Es que el misterio y la ceremonia de la proyección en la sala oscura parece ser que sólo puede ser revivido como recuerdo de un tiempo sin retorno cuando la concurrencia al cine en sí era un acontecimiento social único, sin competencia. Aquella magia de la penumbra enaltecía los contenidos y, no pocas veces, era cómplice de franelas de última fila perseguidas por acomodadores “macartistas” y envidiosos viejitos mojigatos. La tele le dio el primer mordisco. Más tarde las casseteras y los video clubes, perfeccionados por el DVD. Y el golpe de gracia de las pantallas, los home theaters y los menúes Netflix, que sólo dejan una hendija para espiar añoranzas.

Hoy sólo sobreviven las pochocleras salas de algún shopping, rodeadas de patios de comida que parecen haber cobrado el protagismo que otrora ostentaban Pippo, Bachín o la pizzería del “rioba” como lugares de encuentro post-función a la hora del chusmerío crítico de la película.

## [Filas de datos]
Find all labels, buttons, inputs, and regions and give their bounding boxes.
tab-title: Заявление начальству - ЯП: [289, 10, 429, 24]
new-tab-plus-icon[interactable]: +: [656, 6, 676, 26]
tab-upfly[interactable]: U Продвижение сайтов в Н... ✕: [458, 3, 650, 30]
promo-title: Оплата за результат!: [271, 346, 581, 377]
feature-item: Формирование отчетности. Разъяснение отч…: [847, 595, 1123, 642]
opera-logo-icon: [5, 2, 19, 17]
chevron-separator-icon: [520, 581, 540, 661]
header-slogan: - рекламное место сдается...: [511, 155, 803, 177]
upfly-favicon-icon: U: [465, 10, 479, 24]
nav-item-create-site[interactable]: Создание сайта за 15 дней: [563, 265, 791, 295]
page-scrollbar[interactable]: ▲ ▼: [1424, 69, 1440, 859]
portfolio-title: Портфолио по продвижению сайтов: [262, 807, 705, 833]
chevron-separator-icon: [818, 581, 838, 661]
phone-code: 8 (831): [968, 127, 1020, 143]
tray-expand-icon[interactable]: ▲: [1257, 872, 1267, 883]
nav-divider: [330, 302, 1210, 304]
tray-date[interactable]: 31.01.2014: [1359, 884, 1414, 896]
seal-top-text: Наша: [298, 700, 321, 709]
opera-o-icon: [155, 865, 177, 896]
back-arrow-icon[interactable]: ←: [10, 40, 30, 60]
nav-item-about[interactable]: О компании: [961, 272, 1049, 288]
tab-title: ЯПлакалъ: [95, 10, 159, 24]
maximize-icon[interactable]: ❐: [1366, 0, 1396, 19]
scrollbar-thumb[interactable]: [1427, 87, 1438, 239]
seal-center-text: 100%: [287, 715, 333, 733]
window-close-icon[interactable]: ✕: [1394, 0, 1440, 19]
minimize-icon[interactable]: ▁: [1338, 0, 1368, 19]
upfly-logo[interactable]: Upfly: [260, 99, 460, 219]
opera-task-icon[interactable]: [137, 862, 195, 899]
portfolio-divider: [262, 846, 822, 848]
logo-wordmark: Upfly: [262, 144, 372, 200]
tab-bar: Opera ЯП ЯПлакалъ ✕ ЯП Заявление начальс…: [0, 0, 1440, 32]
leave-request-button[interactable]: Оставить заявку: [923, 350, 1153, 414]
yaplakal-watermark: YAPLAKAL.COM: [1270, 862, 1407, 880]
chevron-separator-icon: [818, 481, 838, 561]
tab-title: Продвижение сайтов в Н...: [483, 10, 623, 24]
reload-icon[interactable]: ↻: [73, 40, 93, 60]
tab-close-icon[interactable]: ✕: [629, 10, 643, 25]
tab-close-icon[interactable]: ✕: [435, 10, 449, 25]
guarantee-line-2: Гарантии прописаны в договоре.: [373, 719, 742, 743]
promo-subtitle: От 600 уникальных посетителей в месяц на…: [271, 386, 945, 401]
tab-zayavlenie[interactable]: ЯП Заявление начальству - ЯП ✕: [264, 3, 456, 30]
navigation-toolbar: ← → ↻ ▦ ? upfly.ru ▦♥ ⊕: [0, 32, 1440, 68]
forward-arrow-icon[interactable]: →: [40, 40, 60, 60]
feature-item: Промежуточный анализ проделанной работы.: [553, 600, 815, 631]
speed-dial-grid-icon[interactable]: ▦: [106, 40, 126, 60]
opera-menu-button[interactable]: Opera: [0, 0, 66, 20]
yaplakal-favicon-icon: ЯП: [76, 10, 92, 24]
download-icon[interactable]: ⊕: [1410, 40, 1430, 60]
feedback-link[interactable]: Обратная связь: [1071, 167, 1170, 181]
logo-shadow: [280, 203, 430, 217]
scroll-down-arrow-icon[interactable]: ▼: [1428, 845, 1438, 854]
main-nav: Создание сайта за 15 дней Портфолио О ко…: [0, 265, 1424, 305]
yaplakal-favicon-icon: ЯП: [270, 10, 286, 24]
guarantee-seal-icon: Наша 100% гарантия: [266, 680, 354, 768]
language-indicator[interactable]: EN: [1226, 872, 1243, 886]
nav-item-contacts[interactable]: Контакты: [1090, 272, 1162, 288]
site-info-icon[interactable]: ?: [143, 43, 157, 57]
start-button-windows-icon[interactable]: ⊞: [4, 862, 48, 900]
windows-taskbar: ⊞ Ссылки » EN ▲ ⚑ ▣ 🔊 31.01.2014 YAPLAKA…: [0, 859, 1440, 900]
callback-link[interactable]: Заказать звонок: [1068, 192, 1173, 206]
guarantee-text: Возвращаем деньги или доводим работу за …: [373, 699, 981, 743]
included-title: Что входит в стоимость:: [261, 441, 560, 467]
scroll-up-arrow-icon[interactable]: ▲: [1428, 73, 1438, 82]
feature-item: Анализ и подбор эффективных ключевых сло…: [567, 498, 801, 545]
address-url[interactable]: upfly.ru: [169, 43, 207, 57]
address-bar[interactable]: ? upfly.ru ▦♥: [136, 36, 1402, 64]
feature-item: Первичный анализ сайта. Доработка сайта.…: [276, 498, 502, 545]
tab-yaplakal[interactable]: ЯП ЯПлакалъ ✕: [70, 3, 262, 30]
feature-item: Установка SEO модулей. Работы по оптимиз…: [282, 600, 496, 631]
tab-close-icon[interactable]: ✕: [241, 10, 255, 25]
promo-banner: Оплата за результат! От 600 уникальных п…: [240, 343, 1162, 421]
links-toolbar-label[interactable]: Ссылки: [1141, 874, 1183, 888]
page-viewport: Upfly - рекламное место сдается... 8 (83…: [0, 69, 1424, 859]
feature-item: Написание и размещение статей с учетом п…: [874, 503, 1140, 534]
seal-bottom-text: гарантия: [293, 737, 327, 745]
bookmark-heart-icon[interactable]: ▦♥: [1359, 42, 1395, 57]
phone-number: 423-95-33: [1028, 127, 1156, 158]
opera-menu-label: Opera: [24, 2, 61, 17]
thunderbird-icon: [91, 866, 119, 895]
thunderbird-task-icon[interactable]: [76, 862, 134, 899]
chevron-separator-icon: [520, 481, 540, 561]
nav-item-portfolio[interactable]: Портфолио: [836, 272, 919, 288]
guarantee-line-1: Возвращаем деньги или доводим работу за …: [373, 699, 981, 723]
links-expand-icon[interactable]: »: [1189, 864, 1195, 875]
--
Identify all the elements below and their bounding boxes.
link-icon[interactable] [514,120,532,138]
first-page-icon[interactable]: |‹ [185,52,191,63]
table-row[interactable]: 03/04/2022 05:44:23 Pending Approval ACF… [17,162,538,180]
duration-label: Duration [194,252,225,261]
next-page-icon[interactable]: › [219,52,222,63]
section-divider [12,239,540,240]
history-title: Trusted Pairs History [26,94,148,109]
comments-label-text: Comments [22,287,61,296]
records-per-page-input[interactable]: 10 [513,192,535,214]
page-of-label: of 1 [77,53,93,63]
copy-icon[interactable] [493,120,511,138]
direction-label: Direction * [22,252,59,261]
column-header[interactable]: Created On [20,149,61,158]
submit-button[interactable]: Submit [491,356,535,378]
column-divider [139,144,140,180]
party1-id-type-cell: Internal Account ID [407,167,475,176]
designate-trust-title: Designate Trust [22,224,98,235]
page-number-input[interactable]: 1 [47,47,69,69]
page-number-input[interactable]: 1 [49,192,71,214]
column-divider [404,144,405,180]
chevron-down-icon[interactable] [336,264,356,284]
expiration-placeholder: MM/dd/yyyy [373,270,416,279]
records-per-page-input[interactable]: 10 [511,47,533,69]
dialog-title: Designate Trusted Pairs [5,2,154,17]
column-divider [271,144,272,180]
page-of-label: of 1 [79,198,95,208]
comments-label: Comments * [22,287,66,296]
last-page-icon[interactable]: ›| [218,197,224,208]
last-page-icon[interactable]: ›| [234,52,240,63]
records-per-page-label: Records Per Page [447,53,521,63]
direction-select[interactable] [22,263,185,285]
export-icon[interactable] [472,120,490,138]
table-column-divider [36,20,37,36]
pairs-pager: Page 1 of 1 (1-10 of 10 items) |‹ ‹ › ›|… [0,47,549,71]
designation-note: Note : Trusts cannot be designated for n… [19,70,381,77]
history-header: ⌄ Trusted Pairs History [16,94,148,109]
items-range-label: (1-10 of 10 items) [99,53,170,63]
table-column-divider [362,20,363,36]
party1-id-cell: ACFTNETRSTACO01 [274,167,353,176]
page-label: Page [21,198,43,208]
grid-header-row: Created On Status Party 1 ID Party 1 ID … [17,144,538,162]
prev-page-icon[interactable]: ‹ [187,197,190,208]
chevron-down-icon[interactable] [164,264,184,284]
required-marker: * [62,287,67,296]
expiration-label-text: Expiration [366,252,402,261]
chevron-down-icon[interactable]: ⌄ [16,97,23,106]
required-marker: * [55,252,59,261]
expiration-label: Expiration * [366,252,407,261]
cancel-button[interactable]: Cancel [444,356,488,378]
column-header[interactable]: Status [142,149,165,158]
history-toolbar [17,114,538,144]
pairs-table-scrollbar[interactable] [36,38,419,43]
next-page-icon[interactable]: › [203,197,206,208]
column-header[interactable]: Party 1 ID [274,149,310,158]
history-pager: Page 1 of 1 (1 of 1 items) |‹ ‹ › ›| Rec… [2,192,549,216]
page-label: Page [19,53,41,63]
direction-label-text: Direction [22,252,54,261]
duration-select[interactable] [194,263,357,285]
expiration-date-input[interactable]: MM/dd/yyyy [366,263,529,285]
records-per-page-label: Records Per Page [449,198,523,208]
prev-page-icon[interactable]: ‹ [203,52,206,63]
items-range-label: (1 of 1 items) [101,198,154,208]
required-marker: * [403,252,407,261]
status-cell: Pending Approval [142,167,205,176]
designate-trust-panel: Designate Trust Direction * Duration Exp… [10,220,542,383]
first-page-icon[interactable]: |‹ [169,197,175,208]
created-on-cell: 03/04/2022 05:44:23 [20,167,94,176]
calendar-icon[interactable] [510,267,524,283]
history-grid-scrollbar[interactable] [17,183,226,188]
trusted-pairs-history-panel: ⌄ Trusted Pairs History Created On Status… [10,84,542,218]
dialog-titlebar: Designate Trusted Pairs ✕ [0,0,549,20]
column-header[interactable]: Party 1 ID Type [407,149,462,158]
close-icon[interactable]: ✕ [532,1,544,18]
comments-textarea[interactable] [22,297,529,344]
--
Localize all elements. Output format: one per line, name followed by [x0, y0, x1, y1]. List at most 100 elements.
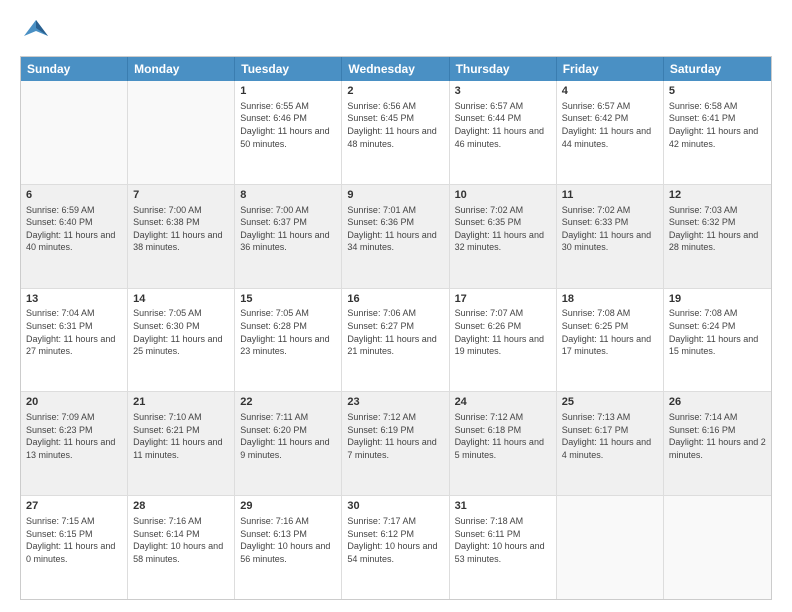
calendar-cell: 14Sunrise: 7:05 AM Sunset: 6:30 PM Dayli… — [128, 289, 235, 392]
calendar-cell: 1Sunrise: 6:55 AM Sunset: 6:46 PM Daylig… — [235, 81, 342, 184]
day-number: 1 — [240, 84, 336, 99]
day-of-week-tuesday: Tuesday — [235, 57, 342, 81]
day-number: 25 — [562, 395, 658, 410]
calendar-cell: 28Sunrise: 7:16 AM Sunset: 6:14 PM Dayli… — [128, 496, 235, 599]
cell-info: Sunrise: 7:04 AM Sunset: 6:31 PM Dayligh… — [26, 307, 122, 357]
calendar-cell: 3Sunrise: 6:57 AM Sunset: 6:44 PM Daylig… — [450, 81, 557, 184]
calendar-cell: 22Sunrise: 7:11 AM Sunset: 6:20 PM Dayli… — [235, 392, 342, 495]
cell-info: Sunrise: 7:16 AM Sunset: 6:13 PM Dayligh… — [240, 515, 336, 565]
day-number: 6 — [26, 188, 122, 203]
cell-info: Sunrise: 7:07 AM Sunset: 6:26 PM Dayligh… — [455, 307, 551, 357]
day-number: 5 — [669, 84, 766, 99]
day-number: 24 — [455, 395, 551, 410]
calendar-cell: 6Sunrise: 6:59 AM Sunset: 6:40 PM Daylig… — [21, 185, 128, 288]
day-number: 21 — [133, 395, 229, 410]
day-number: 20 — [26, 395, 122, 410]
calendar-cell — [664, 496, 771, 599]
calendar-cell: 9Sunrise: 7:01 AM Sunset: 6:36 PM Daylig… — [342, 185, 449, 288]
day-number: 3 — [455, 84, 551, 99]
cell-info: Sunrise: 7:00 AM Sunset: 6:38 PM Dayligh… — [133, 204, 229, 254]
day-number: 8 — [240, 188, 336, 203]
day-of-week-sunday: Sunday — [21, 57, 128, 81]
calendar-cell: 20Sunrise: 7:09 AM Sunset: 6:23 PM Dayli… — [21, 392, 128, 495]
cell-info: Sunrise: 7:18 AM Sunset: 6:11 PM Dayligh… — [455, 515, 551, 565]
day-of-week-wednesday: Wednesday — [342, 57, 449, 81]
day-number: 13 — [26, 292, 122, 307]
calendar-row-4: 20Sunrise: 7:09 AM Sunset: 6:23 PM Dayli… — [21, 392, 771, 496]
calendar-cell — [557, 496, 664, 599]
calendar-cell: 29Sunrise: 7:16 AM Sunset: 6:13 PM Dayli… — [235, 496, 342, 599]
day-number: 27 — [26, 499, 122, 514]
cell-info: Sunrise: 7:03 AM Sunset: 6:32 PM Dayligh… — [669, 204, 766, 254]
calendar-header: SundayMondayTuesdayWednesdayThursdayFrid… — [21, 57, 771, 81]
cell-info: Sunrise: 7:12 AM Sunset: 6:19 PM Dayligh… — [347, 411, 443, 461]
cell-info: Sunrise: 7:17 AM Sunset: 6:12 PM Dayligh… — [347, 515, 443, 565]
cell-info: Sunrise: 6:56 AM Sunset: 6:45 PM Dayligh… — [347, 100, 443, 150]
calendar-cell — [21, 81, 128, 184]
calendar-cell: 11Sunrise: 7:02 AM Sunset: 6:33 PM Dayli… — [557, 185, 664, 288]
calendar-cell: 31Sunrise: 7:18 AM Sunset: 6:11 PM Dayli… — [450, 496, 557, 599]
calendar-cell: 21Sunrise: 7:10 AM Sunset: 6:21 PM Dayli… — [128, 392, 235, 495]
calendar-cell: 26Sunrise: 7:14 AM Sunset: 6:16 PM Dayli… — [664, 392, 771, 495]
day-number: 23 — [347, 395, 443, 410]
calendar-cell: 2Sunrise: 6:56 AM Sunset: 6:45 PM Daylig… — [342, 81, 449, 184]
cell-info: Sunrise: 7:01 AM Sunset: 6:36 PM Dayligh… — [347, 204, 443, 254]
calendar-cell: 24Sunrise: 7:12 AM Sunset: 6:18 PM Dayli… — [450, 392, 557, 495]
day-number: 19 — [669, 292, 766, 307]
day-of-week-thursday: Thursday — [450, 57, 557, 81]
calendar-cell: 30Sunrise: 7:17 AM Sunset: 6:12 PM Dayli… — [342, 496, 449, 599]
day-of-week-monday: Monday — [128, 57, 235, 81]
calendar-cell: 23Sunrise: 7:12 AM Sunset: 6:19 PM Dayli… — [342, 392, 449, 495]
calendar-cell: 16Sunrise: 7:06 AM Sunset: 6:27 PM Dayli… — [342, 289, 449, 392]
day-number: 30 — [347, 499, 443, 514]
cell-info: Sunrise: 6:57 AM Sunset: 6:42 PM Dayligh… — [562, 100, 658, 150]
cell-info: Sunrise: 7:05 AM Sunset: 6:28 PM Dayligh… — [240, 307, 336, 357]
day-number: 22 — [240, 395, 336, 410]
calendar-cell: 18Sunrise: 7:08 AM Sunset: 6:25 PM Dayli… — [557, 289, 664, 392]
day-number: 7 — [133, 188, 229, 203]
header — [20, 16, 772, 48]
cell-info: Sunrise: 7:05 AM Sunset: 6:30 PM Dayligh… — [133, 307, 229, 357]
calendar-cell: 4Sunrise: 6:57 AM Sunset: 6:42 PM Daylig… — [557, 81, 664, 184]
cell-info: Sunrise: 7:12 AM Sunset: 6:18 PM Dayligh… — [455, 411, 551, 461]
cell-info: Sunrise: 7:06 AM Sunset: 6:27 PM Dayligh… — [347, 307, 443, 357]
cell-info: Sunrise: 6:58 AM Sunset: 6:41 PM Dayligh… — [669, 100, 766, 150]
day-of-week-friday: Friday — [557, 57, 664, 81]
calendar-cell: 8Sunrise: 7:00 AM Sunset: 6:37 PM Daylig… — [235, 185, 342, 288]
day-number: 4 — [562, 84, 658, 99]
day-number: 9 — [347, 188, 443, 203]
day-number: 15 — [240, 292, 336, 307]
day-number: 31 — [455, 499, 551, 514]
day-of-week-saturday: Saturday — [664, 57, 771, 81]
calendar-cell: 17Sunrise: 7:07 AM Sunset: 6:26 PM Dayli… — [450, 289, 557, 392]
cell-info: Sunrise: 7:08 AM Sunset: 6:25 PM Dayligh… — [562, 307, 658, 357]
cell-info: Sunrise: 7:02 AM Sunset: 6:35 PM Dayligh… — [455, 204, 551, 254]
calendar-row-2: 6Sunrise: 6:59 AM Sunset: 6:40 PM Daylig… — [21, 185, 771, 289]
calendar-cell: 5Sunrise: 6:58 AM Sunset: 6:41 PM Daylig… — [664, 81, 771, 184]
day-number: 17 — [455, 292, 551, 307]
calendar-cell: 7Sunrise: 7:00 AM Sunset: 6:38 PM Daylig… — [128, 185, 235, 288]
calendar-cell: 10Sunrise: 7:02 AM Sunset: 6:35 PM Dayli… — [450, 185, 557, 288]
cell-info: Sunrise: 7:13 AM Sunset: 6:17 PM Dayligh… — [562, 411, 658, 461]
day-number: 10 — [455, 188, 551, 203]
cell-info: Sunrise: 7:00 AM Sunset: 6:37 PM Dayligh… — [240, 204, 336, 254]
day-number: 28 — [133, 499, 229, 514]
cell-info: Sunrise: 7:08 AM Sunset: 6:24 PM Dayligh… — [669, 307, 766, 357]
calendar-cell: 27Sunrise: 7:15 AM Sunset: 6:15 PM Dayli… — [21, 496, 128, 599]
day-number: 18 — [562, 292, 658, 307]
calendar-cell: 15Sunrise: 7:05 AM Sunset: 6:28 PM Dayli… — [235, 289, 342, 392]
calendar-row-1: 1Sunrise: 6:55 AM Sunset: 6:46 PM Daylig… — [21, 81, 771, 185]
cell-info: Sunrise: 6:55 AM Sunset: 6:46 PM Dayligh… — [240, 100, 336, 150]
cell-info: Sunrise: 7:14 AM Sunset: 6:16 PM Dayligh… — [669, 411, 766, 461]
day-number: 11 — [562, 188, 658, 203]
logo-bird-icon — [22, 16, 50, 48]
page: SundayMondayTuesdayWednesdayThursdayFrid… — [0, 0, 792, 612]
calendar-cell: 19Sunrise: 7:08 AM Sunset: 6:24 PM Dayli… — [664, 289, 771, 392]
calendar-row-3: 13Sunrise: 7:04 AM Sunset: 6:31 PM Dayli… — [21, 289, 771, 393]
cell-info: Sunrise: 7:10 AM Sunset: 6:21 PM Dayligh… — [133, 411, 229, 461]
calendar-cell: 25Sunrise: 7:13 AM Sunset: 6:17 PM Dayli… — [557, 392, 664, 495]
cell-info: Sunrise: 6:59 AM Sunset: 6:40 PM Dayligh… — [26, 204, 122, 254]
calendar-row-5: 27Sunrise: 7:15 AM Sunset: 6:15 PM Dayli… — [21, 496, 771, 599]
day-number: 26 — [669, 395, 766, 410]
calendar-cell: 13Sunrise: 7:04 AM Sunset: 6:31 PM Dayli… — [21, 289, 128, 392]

## [Enunciado]
Cita textualmente el pasaje sobre las salas de cine. Empieza en las palabras que contienen "Hoy sólo sobreviven" y termina después de "de la película.".

## [Respuesta resuelta]
Hoy sólo sobreviven las pochocleras salas de algún shopping, rodeadas de patios de comida que parecen haber cobrado el protagismo que otrora ostentaban Pippo, Bachín o la pizzería del “rioba” como lugares de encuentro post-función a la hora del chusmerío crítico de la película.